Task statement: Check every line of the data below for the string "Frequency", and copy the ones that hold it.

(Extracted records)
+--

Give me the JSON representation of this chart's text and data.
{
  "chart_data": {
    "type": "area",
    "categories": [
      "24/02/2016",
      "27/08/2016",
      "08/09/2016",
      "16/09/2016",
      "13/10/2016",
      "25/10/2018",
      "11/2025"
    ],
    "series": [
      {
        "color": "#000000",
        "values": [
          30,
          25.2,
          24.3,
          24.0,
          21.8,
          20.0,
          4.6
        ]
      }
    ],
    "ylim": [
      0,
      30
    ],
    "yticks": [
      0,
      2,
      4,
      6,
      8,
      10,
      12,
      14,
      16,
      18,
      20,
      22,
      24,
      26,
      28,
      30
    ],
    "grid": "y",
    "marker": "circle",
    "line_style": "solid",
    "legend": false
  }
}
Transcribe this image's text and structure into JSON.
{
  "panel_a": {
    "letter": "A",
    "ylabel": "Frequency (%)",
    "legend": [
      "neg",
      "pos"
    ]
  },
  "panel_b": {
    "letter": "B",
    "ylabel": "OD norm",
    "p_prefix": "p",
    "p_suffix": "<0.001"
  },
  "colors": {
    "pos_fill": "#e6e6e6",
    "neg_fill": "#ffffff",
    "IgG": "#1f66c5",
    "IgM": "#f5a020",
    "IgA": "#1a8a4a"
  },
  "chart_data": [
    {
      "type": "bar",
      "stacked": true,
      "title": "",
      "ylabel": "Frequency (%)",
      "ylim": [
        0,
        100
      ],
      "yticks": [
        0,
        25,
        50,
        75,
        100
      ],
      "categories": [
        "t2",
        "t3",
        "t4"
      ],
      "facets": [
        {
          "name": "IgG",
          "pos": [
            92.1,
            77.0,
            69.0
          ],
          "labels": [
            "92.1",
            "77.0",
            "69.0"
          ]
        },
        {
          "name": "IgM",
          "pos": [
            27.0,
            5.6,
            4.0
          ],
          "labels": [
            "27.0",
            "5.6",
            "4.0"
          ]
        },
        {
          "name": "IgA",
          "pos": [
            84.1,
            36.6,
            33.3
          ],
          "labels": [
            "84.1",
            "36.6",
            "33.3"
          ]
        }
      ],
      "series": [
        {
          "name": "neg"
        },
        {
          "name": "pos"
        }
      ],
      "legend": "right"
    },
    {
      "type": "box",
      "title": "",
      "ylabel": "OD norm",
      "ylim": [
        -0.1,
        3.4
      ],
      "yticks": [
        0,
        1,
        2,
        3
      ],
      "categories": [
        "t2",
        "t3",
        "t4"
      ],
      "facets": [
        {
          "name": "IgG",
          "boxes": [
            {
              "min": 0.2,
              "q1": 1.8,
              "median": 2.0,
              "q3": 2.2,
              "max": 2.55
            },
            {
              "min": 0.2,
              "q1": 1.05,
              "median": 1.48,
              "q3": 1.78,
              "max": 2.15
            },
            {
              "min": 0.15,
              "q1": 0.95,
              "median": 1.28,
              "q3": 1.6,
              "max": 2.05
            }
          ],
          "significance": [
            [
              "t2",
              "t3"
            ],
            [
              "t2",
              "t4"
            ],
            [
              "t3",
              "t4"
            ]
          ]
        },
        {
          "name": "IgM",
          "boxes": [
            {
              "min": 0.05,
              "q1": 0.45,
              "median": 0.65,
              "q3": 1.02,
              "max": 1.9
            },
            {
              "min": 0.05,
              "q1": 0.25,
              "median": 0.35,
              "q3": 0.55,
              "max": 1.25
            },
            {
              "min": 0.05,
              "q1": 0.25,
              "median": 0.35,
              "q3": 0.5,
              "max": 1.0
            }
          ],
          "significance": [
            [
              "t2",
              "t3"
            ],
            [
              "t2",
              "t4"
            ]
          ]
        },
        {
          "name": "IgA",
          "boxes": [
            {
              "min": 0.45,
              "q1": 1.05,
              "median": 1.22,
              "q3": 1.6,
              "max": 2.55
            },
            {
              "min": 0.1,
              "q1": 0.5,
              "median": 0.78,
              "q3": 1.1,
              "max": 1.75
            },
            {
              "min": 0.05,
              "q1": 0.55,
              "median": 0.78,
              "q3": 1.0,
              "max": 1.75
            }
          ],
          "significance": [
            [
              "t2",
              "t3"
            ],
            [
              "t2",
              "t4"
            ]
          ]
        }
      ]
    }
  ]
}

+--

Response:
    "ylabel": "Frequency (%)",
      "ylabel": "Frequency (%)",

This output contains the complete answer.